● **AS TAREFAS**:
- A) Reescreva o texto sobre a peça de dança de "Em palco só" a "descrever esta peça?", substituindo "guerreiras" por "lutadoras".
- B) Responda com base no texto sobre a peça de dança:
(i) Quantas intérpretes estão em palco?
(ii) Que canal produziu a série H24?
(iii) Qual é a nacionalidade de Mai-Júli Machado?
- C) Continue o texto sobre a peça de dança a partir da última frase apresentada.

● **TEXTO PARA LER**:
++++++++++++++++++++
A obra inspira-se nos textos de autoras de diferentes nacionalidades e gerações que foram escritos para a série H24, produzida pelo canal franco-alemão ARTE. Dos silêncios que gritam à música techno que exorciza silêncios, os corpos das oito intérpretes deixam ler o impacto mental e físico que vivem constantemente as mulheres, as meninas, as adolescentes...

Em palco só estão elas, vítimas e guerreiras, com botins de  salto ou descalças, no meio de troncos gigantes calcinados de onde sai fumo. Os corpos desarticulados e quebrados libertam-se pela música, pelas vozes e pela dança. Entre elas, estão a moçambicana Mai-Júli Machado e as portuguesas Isabel Abreu e Carolina Passos Sousa. A RFI falou com a bailarina Mai-Júli Machado para quem "ser mulher é um combate".

17:21

Entrevista a Mai-Júli Machado

RFI: Como é que nos pode descrever esta peça?

Mai-Júli Machado, bailarina: É uma peça muito forte, é uma peça que fala sobre mulheres. Para mim, além de ser uma peça que eu admiro bastante pelo elenco, pelo tema que a Mathilde [Monnier] decidiu colocar na mesa, mas também por cada mulher que interpreta. É muito forte também porque é um grupo de mulheres que não se conhecia e que se juntou para a mesma causa, então é uma peça que eu realmente gosto. E acho bastante interessante estar a fazer a peça.
++++++++++++++++++++
● **REGISTOS**:
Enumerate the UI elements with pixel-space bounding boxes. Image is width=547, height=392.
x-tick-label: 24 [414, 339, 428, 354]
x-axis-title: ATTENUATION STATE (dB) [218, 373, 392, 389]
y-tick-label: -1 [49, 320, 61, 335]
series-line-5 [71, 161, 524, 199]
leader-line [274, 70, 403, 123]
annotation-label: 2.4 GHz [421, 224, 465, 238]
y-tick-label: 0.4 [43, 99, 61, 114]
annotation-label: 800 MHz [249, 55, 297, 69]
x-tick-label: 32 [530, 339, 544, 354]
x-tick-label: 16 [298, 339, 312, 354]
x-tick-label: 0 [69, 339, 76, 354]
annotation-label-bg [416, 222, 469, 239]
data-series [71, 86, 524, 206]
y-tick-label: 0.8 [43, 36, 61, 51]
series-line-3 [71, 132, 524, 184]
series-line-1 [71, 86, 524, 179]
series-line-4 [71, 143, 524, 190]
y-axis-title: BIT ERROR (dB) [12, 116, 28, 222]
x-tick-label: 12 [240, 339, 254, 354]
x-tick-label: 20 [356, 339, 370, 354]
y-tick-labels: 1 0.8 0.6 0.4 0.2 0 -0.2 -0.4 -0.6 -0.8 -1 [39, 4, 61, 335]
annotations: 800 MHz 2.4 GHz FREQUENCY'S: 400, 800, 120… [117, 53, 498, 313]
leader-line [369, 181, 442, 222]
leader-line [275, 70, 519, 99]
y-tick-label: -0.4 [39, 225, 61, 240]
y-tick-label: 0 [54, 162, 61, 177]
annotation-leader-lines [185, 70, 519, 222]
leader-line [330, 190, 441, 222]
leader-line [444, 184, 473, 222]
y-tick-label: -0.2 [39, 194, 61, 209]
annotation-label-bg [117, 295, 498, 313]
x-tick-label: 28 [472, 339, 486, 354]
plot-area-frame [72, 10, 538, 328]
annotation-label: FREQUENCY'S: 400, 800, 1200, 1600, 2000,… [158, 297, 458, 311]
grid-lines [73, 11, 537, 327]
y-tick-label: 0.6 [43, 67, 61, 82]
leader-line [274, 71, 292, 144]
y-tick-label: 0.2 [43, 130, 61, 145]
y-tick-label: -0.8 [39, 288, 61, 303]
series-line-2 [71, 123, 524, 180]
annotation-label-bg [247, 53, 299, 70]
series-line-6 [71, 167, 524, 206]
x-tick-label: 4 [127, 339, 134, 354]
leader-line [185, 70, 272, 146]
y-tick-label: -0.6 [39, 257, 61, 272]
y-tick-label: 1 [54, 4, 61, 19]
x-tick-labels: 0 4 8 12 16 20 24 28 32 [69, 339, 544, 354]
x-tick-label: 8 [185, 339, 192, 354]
++++++++++++++++++++
● **RESPOSTAS ABAIXO**:
- A)
Em palco só estão elas, vítimas e lutadoras, com botins de  salto ou descalças, no meio de troncos gigantes calcinados de onde sai fumo. Os corpos desarticulados e quebrados libertam-se pela música, pelas vozes e pela dança. Entre elas, estão a moçambicana Mai-Júli Machado e as portuguesas Isabel Abreu e Carolina Passos Sousa. A RFI falou com a bailarina Mai-Júli Machado para quem "ser mulher é um combate".

17:21

Entrevista a Mai-Júli Machado

RFI: Como é que nos pode descrever esta peça?

- B)
(i) Oito.
(ii) O canal franco-alemão ARTE.
(iii) Moçambicana.

- C)
Há diferentes coreografias em palco nos diferentes momentos dos relatos contados. Algumas remetem para a gestualidade da violência, outras para gestos mecânicos de bonecas, corpos quebrados, desarticulados. O que é que significam estes gestos e estas coreografias?

Tem realmente partes muito diferentes na peça. A parte das bonecas é aquele lugar da perfeição que nós procuramos quebrar. Aquele lugar que é que para a mulher trabalhar num escritório, tem que estar sempre perfeita, de saltos. Tem também a parte da dança que chamamos dança da lavagem, que é uma dança muito sensual, mas não só, que nós fomos desenvolvendo e achamos interessante também. E tem a parte dos textos fortes, de muita fisicalidade. A peça realmente tem vários blocos interessantes que nós fomos procurando e deu esse resultado mágico que eu acho que foi o resultado muito bom da peça.

Tem momentos em que as oito intérpretes em palco têm as pernas abertas em posição de violência, de opressão. Também o quiseram mostrar…

Sim, quisemos mostrar isso. No início era meio difícil e a Mathilde disse que era mesmo para quebrar aquilo que é o padrão. Temos as pernas abertas, mas o nosso estar é muito forte, é muito presente. Nós encaramos as pessoas, então assumimos também este lugar da não perfeição, de um corpo que é não perfeito aos olhos do mundo.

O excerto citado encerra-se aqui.